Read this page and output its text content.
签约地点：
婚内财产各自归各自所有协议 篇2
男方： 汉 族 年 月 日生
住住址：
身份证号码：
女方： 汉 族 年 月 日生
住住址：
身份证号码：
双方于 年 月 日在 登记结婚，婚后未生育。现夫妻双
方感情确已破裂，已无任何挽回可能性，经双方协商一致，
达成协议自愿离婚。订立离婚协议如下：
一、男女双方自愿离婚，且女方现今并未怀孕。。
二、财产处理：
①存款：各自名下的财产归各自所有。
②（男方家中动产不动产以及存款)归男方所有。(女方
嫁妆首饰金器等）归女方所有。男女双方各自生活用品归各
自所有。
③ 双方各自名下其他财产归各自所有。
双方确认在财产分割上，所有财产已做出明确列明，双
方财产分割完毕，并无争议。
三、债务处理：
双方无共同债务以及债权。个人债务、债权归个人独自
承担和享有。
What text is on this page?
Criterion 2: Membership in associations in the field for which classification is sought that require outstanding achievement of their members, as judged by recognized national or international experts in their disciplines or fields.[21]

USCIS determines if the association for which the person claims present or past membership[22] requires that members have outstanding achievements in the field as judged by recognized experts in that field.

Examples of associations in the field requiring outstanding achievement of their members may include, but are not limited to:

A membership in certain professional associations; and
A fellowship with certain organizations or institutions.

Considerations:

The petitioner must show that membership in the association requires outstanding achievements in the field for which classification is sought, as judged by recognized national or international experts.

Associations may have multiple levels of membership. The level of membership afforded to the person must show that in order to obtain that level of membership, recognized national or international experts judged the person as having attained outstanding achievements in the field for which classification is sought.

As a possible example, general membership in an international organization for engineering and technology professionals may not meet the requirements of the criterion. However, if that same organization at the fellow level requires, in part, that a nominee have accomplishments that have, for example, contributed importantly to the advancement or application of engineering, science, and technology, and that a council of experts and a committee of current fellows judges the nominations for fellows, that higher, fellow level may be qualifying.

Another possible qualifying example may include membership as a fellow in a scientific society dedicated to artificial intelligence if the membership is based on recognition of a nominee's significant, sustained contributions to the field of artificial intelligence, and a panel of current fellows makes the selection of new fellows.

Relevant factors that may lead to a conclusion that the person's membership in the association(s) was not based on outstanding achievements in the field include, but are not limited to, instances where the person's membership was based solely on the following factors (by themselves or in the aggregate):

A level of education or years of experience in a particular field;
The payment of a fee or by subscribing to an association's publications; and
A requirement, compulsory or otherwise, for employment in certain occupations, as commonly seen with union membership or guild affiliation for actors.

● INSTRUCTIONS FOR THE TASK:
Look over the listing. Pull out every line with the string "show" in it.

● THE COMPLETED TASK:
The petitioner must show that membership in the association requires outstanding achievements in the field for which classification is sought, as judged by recognized national or international experts.
Associations may have multiple levels of membership. The level of membership afforded to the person must show that in order to obtain that level of membership, recognized national or international experts judged the person as having attained outstanding achievements in the field for which classification is sought.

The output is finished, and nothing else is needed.